* [Instructions to follow]:
Copy all lines holding the word "name" from the entries.

* [Working data]:
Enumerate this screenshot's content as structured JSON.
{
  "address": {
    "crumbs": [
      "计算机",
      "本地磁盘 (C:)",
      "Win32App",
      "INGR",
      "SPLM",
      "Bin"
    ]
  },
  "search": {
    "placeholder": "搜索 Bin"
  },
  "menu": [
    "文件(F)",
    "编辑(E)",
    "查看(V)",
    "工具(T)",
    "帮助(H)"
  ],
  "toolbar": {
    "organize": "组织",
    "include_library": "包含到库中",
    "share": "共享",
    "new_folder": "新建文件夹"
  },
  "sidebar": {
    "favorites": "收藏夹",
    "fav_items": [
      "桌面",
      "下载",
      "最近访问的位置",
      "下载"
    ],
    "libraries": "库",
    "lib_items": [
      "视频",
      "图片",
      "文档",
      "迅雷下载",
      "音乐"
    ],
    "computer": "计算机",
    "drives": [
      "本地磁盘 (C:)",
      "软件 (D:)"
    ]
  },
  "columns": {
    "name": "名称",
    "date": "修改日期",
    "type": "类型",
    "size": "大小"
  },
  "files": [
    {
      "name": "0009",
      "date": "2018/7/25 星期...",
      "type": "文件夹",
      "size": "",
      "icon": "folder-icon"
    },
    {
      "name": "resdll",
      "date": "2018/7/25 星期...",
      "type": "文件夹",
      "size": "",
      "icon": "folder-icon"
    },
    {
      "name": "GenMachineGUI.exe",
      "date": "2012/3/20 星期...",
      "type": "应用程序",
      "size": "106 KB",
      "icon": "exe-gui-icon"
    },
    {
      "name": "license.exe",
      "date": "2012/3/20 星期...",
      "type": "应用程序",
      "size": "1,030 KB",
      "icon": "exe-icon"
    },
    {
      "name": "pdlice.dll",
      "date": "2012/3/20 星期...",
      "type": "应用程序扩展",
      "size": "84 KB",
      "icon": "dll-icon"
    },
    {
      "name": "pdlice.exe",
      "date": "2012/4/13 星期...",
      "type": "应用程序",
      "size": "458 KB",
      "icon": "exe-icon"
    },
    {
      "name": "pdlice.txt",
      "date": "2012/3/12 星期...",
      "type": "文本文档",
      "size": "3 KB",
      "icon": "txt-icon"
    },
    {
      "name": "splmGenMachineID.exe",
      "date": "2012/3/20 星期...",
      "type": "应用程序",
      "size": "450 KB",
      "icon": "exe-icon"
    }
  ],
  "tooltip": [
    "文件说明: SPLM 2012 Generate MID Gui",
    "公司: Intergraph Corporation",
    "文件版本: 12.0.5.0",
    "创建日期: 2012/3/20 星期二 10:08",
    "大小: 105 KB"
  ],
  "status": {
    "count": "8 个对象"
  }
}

* [Expected output]:
    "name": "名称",
      "name": "0009",
      "name": "resdll",
      "name": "GenMachineGUI.exe",
      "name": "license.exe",
      "name": "pdlice.dll",
      "name": "pdlice.exe",
      "name": "pdlice.txt",
      "name": "splmGenMachineID.exe",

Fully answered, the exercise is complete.